— Begin —

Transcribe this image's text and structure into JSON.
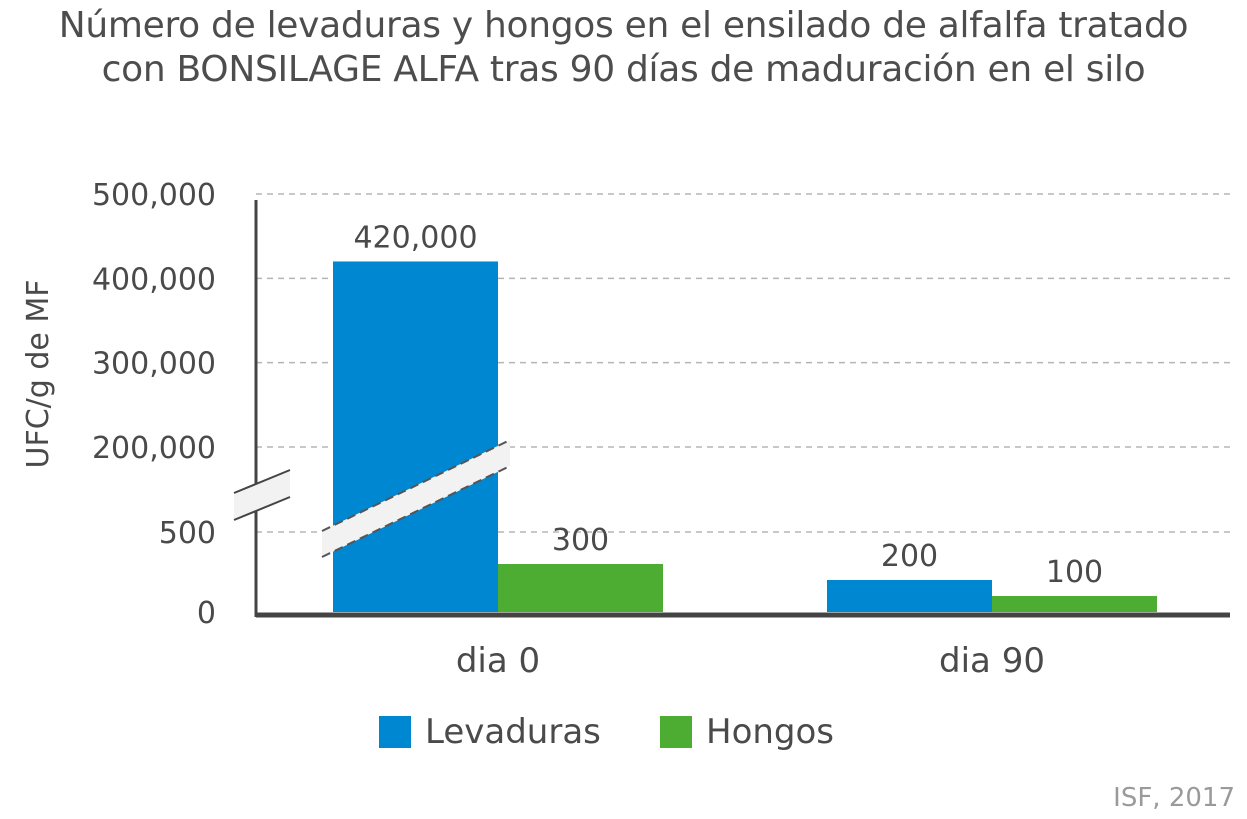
{
  "chart_data": {
    "type": "bar",
    "title_lines": [
      "Número de levaduras y hongos en el ensilado de alfalfa tratado",
      "con BONSILAGE ALFA tras 90 días de maduración en el silo"
    ],
    "ylabel": "UFC/g de MF",
    "xlabel": "",
    "categories": [
      "dia 0",
      "dia 90"
    ],
    "series": [
      {
        "name": "Levaduras",
        "color": "#0087d1",
        "values": [
          420000,
          200
        ],
        "labels": [
          "420,000",
          "200"
        ]
      },
      {
        "name": "Hongos",
        "color": "#4cad32",
        "values": [
          300,
          100
        ],
        "labels": [
          "300",
          "100"
        ]
      }
    ],
    "axis_break": true,
    "lower_segment": {
      "range": [
        0,
        500
      ],
      "ticks": [
        0,
        500
      ],
      "tick_labels": [
        "0",
        "500"
      ]
    },
    "upper_segment": {
      "range": [
        100000,
        500000
      ],
      "ticks": [
        200000,
        300000,
        400000,
        500000
      ],
      "tick_labels": [
        "200,000",
        "300,000",
        "400,000",
        "500,000"
      ]
    },
    "grid": "dashed horizontal",
    "legend_position": "bottom-center",
    "source": "ISF, 2017"
  }
}
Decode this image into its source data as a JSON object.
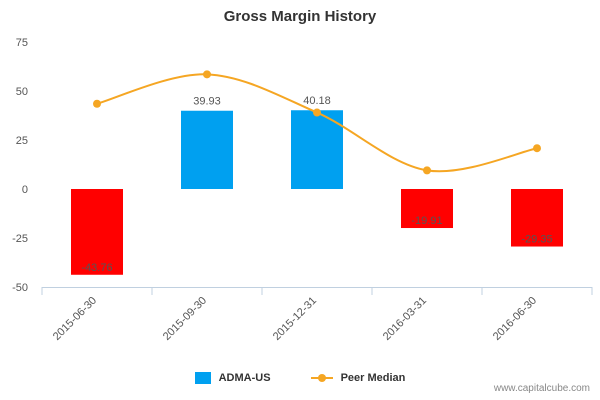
{
  "chart_data": {
    "type": "bar",
    "title": "Gross Margin History",
    "categories": [
      "2015-06-30",
      "2015-09-30",
      "2015-12-31",
      "2016-03-31",
      "2016-06-30"
    ],
    "series": [
      {
        "name": "ADMA-US",
        "type": "bar",
        "values": [
          -43.76,
          39.93,
          40.18,
          -19.91,
          -29.35
        ],
        "data_labels": [
          "-43.76",
          "39.93",
          "40.18",
          "-19.91",
          "-29.35"
        ]
      },
      {
        "name": "Peer Median",
        "type": "line",
        "values": [
          43.5,
          58.5,
          39.0,
          9.5,
          20.8
        ]
      }
    ],
    "ylim": [
      -50,
      75
    ],
    "yticks": [
      "75",
      "50",
      "25",
      "0",
      "-25",
      "-50"
    ],
    "ytick_values": [
      75,
      50,
      25,
      0,
      -25,
      -50
    ],
    "legend": "bottom-center",
    "grid": false
  },
  "colors": {
    "positive": "#00a0f0",
    "negative": "#ff0000",
    "median": "#f5a623",
    "axis": "#c0d0e0",
    "text": "#555555"
  },
  "legend": {
    "items": [
      "ADMA-US",
      "Peer Median"
    ]
  },
  "credit": "www.capitalcube.com"
}
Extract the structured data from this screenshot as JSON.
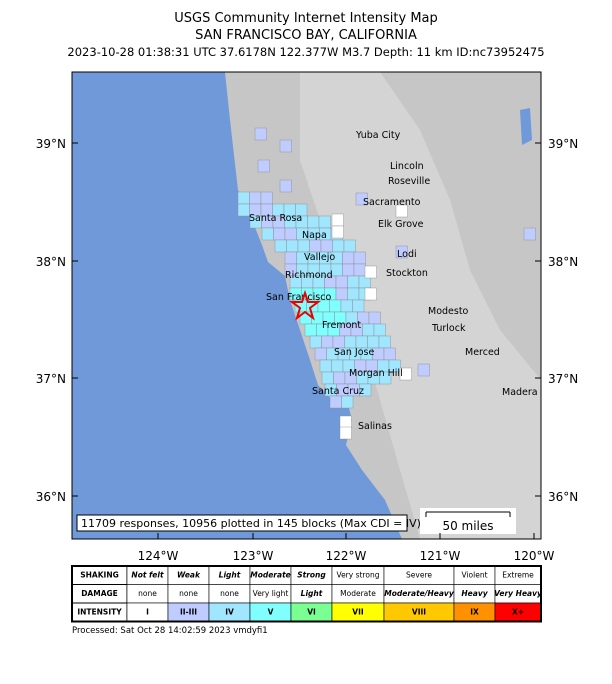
{
  "header": {
    "title": "USGS Community Internet Intensity Map",
    "region": "SAN FRANCISCO BAY, CALIFORNIA",
    "event": "2023-10-28 01:38:31 UTC 37.6178N 122.377W M3.7 Depth: 11 km ID:nc73952475"
  },
  "map": {
    "cities": [
      "Yuba City",
      "Lincoln",
      "Roseville",
      "Sacramento",
      "Santa Rosa",
      "Elk Grove",
      "Napa",
      "Vallejo",
      "Lodi",
      "Richmond",
      "Stockton",
      "San Francisco",
      "Modesto",
      "Fremont",
      "Turlock",
      "San Jose",
      "Merced",
      "Morgan Hill",
      "Santa Cruz",
      "Madera",
      "Salinas"
    ],
    "lat_labels": [
      "39°N",
      "38°N",
      "37°N",
      "36°N"
    ],
    "lon_labels": [
      "124°W",
      "123°W",
      "122°W",
      "121°W",
      "120°W"
    ],
    "summary": "11709 responses, 10956 plotted in 145 blocks (Max CDI = IV)",
    "scale_bar": "50 miles"
  },
  "legend": {
    "rows": [
      {
        "label": "SHAKING",
        "cells": [
          "Not felt",
          "Weak",
          "Light",
          "Moderate",
          "Strong",
          "Very strong",
          "Severe",
          "Violent",
          "Extreme"
        ]
      },
      {
        "label": "DAMAGE",
        "cells": [
          "none",
          "none",
          "none",
          "Very light",
          "Light",
          "Moderate",
          "Moderate/Heavy",
          "Heavy",
          "Very Heavy"
        ]
      },
      {
        "label": "INTENSITY",
        "cells": [
          "I",
          "II-III",
          "IV",
          "V",
          "VI",
          "VII",
          "VIII",
          "IX",
          "X+"
        ]
      }
    ]
  },
  "footer": "Processed: Sat Oct 28 14:02:59 2023 vmdyfi1"
}
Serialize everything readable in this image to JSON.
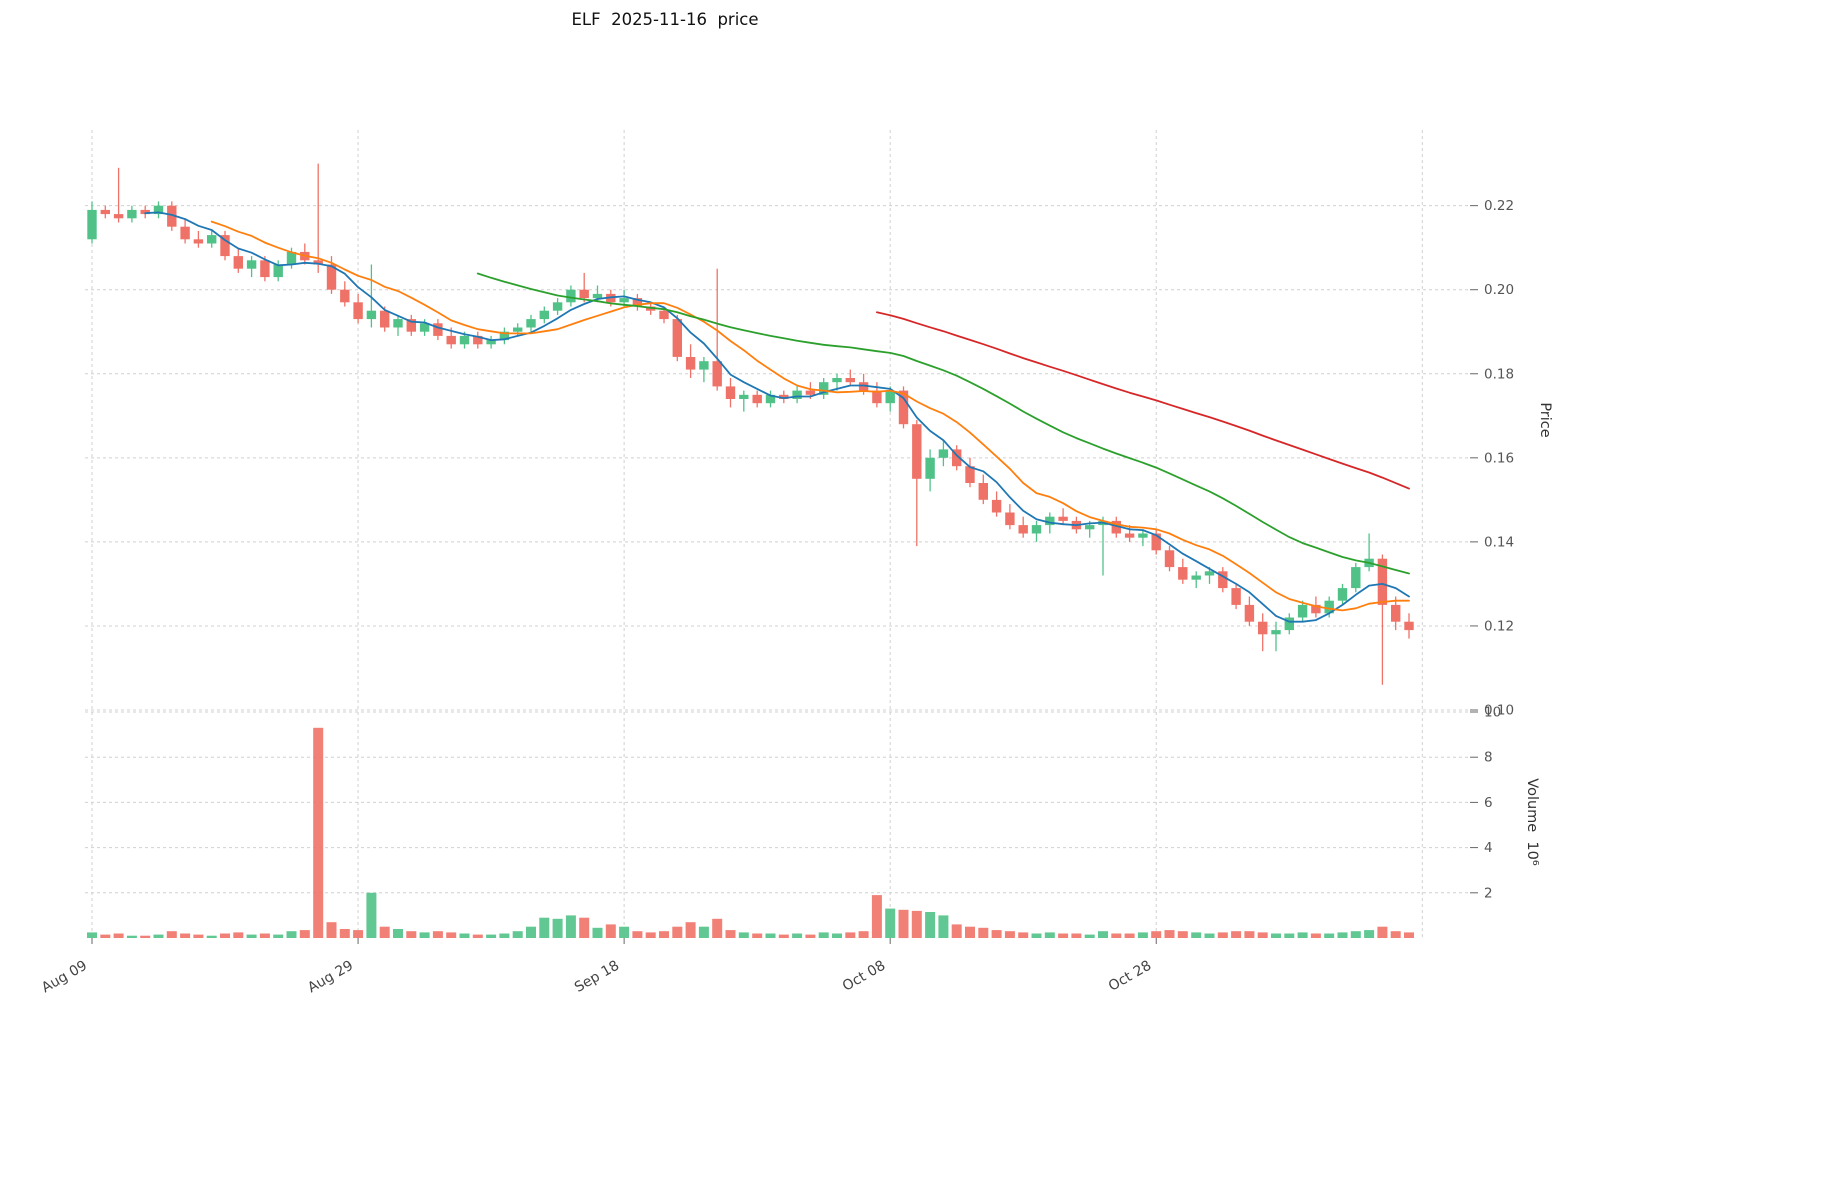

— End —

**Objective**
List each line holding the string "into".

**Result of the task**
Transcribe this image's text and structure into JSON.
Decode this image into its source data as a JSON object.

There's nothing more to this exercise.